→ **PROBLEM DETAILS**: Carry on the passage below about Ajmal Kasab's hanging and the television debate that followed, picking up after its last sentence; the listing after it is not part of that passage.

→ **TEXT PROVIDED**:
==============================
Meanwhile, the run of the country's most eagerly awaited revenge tragedy ended in just over 24 hours. By mid-morning Thursday, Ajmal Kasab had been shouldered off the stage by Parliament, which suffered yet another paralytic stroke on the very first day of the monsoon session. About that time a day earlier, many Indians were yet to learn that Kasab, the poor and not-very-smart kid from Faridkot who had become the face of all that is demonic, was dead and buried in an unmarked grave.
The day Kasab was hanged, NDTV 24x7's Left, Right and Centre featured PUCL General Secretary Kavita Srivastava, the BJP's Sheshadri Chari, RPN Singh, minister of state for Home, self-confessed "angry Indian" Harish Salve, former External Affairs secretary KC Singh and Shahzad Chaudhry, formerly of the Pakistani air force. Five Indians, one Pakistani, all talking about the execution. The Pakistani won, simply by being civil and sensible, qualities rarely seen in TV debate.
==============================
→ **PROVIDED MATERIAL**:
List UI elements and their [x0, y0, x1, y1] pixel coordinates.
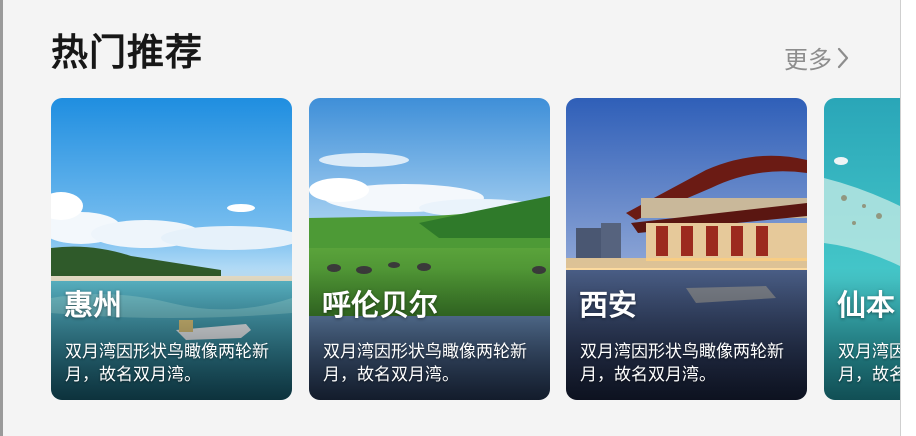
card-description: 双月湾因形状鸟瞰像两轮新月，故名双月湾。: [323, 342, 527, 385]
card-description: 双月湾因形状鸟瞰像两轮新月，故名双月湾。: [838, 342, 901, 385]
card-description: 双月湾因形状鸟瞰像两轮新月，故名双月湾。: [580, 342, 784, 385]
destination-card-hulunbuir[interactable]: 呼伦贝尔 双月湾因形状鸟瞰像两轮新月，故名双月湾。: [309, 98, 550, 400]
scrollbar-track: [900, 0, 916, 436]
destination-card-semporna[interactable]: 仙本 双月湾因形状鸟瞰像两轮新月，故名双月湾。: [824, 98, 901, 400]
card-title: 惠州: [64, 288, 123, 322]
destination-card-huizhou[interactable]: 惠州 双月湾因形状鸟瞰像两轮新月，故名双月湾。: [51, 98, 292, 400]
destination-card-xian[interactable]: 西安 双月湾因形状鸟瞰像两轮新月，故名双月湾。: [566, 98, 807, 400]
card-title: 仙本: [837, 288, 896, 322]
more-link[interactable]: 更多: [784, 40, 849, 75]
card-title: 呼伦贝尔: [322, 288, 439, 322]
card-title: 西安: [579, 288, 638, 322]
card-description: 双月湾因形状鸟瞰像两轮新月，故名双月湾。: [65, 342, 269, 385]
chevron-right-icon: [837, 47, 849, 68]
more-label: 更多: [784, 46, 832, 74]
section-title: 热门推荐: [51, 31, 203, 74]
recommend-panel: 热门推荐 更多 惠州 双月湾因形状鸟瞰像两轮新月，故名双月湾。 呼伦贝尔 双月湾…: [3, 0, 901, 436]
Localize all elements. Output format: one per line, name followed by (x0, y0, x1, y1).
==============================
→ **ANSWER TO THIS EXERCISE**:
At some point in the din, KC Singh wondered if we "should be a shouting society or a participatory society." And a disembodied voice, perhaps Chaudhry's, said, "I can't sit through this," and, "I have to go now." Parts of the show were indeed hard on the nerves, especially the point at which Salve spoke of "thumping out all those guys" and accused Kasab of being an "illegitimate soldier". No such term exists in jurisprudence. Perhaps he meant "irregular soldier"?